──────── DATA SUPPLIED ────────

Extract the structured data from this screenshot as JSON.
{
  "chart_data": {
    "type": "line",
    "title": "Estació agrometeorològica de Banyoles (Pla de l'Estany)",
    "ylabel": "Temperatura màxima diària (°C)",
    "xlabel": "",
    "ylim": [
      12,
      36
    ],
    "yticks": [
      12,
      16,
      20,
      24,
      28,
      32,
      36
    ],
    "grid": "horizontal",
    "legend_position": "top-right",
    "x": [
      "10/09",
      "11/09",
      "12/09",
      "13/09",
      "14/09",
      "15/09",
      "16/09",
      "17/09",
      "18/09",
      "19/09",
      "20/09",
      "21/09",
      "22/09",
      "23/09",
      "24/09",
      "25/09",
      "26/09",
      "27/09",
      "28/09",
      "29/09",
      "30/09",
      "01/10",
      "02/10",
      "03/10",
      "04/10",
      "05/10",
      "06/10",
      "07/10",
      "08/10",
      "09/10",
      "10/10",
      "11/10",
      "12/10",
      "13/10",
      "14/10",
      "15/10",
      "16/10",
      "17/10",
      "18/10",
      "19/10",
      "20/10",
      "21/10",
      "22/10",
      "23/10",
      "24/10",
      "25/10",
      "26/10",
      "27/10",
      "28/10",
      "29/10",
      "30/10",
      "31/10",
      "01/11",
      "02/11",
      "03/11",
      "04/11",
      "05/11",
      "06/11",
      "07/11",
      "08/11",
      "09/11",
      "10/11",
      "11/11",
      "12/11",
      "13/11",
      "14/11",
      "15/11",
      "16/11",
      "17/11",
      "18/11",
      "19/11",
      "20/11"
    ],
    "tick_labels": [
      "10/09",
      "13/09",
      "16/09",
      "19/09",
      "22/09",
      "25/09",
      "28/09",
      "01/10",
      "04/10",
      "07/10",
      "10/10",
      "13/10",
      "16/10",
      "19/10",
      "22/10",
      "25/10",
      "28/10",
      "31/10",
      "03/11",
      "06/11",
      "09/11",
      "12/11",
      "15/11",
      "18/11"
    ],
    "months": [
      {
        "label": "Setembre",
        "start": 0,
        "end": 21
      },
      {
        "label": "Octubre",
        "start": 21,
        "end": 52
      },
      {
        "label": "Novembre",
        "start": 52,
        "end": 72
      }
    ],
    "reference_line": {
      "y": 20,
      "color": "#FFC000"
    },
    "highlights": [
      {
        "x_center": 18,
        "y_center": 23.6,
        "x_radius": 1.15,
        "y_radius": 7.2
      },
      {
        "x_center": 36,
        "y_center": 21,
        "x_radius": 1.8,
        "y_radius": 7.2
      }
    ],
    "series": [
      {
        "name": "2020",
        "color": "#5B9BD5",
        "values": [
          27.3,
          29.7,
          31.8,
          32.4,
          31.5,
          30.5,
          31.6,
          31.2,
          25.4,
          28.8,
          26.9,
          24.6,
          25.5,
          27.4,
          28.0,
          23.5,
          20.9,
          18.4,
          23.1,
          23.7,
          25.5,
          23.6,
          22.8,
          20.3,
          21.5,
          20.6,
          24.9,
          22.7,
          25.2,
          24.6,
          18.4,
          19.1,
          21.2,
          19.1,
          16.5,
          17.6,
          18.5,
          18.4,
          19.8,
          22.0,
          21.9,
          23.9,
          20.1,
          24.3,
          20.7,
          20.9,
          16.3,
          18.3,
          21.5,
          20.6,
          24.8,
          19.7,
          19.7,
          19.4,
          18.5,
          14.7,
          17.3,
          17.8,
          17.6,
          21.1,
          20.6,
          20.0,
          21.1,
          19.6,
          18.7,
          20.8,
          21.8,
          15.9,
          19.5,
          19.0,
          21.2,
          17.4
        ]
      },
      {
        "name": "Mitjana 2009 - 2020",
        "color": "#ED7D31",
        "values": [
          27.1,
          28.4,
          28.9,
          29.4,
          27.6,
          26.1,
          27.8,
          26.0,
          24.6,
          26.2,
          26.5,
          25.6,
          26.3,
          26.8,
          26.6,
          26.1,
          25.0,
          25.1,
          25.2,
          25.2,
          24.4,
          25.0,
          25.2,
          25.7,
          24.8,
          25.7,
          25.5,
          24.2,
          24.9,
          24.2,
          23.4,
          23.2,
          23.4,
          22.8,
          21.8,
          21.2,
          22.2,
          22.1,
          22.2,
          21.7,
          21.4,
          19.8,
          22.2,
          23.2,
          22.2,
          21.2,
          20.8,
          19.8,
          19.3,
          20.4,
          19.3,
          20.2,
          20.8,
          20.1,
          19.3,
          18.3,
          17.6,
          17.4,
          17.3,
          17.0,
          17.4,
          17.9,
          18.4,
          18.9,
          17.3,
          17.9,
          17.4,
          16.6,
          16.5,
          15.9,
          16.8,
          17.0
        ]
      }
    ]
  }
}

────────
──────── DATA SUPPLIED ────────

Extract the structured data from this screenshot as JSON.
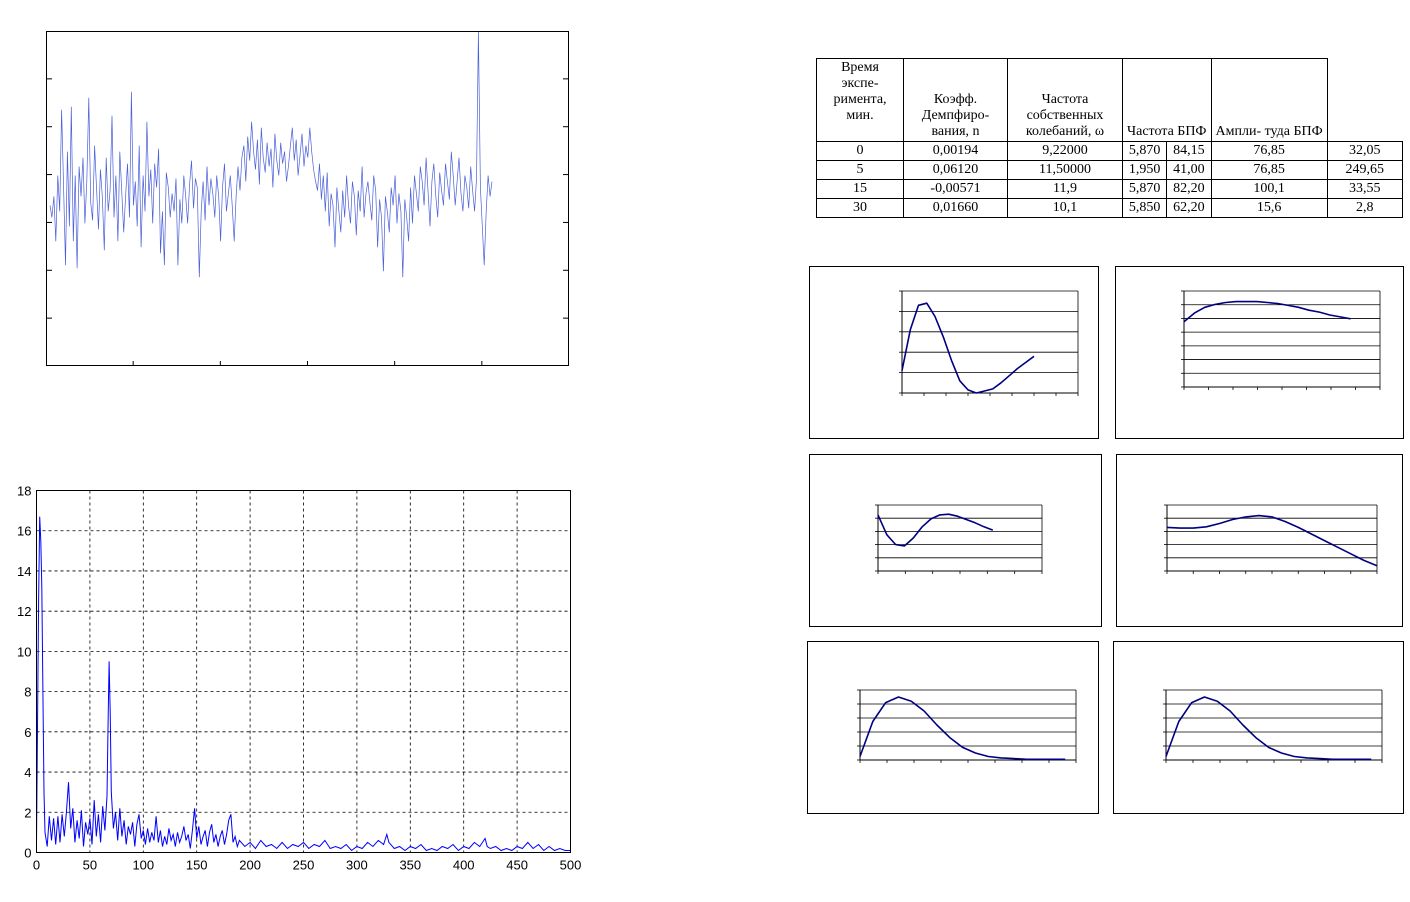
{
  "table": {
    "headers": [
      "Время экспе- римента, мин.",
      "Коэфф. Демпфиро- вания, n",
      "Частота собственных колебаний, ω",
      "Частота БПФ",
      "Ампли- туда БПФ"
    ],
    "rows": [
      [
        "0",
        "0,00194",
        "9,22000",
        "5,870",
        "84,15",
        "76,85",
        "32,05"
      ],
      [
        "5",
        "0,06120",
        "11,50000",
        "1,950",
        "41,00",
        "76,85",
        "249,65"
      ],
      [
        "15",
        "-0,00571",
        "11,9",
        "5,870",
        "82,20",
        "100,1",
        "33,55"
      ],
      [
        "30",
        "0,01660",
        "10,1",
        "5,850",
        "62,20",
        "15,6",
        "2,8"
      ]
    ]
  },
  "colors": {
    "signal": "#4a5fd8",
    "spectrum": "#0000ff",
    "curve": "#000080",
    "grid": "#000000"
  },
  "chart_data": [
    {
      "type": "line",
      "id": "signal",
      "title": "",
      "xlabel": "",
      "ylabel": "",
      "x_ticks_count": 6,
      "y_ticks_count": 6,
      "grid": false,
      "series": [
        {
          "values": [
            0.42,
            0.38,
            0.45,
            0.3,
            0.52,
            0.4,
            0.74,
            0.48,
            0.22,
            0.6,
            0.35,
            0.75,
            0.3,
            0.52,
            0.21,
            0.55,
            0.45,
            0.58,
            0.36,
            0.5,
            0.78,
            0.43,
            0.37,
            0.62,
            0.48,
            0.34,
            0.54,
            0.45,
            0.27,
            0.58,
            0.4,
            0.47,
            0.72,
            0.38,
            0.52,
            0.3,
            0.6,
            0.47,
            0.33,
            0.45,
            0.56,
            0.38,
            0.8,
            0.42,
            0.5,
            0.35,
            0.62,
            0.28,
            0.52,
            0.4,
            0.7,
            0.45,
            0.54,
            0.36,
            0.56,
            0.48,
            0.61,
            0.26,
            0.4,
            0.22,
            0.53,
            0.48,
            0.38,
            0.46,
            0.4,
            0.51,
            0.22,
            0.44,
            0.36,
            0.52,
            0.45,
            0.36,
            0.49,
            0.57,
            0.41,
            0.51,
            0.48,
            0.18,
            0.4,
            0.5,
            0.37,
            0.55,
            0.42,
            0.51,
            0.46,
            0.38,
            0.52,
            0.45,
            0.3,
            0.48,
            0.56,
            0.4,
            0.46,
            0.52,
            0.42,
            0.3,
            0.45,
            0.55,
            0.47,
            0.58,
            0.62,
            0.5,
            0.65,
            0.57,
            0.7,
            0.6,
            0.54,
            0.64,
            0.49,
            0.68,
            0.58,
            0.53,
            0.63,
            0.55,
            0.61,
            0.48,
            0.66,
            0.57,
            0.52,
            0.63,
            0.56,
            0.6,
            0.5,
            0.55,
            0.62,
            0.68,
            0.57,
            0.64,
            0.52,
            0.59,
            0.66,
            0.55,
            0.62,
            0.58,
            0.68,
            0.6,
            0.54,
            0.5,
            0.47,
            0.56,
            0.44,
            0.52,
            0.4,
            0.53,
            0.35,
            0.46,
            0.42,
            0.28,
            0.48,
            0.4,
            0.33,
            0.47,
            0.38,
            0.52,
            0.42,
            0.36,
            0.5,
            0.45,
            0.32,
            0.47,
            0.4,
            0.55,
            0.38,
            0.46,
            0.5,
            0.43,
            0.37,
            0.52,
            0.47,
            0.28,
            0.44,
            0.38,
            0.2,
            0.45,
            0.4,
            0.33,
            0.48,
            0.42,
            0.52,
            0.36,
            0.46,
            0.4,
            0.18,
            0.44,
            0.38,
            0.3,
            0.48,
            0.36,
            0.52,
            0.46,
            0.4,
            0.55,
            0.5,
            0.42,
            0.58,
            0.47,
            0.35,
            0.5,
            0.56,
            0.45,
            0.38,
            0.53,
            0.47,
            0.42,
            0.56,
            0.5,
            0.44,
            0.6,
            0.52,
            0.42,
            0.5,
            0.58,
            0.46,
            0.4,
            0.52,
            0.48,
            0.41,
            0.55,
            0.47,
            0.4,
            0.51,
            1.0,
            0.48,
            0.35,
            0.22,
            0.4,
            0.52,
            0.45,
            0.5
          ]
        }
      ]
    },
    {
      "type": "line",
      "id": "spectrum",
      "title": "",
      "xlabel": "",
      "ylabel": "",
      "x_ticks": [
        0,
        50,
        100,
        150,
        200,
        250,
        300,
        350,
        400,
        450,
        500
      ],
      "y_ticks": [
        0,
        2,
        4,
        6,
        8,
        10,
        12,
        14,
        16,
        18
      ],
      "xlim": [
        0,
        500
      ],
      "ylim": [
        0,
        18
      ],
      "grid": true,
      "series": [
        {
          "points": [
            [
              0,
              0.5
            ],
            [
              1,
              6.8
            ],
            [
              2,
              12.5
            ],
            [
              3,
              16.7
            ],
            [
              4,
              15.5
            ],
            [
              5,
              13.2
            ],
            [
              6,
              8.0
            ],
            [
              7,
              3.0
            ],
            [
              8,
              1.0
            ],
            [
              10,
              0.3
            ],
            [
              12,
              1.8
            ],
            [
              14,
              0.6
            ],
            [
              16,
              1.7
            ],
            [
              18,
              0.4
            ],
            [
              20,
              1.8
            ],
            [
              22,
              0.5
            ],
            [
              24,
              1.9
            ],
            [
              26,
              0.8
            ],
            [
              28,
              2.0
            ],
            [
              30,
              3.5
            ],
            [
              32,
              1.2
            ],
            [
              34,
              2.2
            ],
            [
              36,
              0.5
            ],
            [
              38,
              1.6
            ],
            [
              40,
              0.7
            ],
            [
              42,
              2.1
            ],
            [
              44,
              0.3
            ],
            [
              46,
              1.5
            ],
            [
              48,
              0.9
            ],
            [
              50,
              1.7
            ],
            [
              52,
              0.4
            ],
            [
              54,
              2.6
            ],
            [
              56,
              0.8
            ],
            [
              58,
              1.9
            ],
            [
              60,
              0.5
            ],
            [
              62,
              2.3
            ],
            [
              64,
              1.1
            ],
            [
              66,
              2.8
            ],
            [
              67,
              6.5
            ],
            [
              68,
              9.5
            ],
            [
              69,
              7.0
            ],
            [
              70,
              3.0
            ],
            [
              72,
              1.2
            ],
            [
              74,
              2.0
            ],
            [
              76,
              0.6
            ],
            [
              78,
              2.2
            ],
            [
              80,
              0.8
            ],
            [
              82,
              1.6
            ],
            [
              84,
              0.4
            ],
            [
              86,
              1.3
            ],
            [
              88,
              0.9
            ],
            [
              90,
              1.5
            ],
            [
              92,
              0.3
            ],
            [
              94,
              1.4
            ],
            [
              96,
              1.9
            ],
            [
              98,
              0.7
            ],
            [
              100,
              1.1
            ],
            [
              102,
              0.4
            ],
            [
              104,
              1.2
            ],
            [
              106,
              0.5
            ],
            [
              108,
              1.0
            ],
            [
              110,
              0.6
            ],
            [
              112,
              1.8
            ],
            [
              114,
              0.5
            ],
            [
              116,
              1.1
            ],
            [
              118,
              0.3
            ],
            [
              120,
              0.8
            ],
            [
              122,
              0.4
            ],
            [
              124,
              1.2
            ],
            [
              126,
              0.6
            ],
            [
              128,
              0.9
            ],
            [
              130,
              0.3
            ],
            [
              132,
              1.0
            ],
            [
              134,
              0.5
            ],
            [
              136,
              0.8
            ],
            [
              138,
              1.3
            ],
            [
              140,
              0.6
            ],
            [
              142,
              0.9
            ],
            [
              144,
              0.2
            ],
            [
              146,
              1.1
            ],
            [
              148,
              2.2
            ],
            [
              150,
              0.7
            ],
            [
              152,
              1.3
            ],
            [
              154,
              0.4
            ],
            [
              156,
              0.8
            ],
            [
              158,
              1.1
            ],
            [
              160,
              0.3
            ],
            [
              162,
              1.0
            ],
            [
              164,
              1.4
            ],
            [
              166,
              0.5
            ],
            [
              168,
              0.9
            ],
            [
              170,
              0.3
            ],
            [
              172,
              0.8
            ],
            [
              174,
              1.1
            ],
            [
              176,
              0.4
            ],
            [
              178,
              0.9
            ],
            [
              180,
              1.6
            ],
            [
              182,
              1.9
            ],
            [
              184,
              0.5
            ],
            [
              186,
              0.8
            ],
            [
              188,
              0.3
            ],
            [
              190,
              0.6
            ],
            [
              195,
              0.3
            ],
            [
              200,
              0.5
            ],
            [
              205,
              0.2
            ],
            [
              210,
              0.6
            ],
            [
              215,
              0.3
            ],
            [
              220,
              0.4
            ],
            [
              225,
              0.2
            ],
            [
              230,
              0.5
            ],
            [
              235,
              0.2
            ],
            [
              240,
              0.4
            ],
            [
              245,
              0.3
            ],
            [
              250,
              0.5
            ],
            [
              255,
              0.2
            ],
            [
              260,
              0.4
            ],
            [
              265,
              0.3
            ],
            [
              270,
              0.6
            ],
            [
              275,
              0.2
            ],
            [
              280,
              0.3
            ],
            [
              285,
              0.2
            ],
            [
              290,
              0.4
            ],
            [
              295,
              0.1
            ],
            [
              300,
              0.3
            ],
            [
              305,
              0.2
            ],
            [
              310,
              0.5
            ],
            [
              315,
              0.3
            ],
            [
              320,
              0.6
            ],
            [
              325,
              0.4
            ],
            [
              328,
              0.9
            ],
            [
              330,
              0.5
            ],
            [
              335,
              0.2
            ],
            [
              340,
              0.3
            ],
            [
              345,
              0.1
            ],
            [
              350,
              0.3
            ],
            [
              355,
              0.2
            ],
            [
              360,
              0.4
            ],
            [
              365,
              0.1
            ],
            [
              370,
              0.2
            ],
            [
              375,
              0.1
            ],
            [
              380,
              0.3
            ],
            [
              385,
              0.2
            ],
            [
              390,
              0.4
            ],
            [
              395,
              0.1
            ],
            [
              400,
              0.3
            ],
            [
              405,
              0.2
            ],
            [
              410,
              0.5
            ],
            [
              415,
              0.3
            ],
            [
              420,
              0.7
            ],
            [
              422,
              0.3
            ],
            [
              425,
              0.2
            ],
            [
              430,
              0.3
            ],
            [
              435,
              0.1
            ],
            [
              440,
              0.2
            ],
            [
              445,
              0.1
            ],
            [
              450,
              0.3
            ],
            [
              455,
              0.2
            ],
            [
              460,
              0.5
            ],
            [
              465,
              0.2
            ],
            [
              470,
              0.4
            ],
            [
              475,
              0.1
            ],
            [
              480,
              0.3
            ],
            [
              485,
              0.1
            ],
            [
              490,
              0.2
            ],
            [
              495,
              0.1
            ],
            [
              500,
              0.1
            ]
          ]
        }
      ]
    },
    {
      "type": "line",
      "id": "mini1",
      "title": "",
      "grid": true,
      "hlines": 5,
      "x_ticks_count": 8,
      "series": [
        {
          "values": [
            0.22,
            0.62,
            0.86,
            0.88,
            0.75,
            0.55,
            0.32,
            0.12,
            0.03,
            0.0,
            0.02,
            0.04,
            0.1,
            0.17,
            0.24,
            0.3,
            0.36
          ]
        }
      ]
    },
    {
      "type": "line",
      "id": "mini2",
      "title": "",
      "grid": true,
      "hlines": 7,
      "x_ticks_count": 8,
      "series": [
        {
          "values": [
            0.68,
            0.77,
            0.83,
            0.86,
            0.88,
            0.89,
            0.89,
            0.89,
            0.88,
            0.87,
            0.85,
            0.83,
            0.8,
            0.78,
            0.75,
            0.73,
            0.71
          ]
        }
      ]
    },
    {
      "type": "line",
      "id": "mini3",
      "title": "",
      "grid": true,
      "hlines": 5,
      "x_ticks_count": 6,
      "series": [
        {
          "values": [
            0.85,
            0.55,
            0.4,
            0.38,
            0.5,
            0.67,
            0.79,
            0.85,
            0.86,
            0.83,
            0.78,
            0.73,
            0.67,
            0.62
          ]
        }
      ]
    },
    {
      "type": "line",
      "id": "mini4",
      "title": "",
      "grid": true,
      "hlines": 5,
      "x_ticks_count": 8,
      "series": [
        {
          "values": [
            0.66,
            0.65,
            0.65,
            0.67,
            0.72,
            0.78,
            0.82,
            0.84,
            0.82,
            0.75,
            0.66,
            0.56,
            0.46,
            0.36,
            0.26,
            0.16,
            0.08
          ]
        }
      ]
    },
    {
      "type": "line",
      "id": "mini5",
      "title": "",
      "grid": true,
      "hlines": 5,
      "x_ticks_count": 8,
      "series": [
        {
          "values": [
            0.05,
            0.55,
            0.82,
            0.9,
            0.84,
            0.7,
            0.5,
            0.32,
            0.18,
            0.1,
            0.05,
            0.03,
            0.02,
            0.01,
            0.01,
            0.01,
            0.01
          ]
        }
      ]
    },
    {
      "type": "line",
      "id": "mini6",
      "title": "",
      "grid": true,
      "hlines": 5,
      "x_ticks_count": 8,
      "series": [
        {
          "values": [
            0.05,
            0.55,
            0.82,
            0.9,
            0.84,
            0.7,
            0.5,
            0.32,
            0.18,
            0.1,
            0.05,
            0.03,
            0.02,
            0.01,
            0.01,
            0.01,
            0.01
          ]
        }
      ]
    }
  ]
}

────────

EXERCISE DESCRIPTION
Copy all lines from the material that hold "Частота".

FINAL RESULT
      "Частота собственных колебаний, ω",
      "Частота БПФ",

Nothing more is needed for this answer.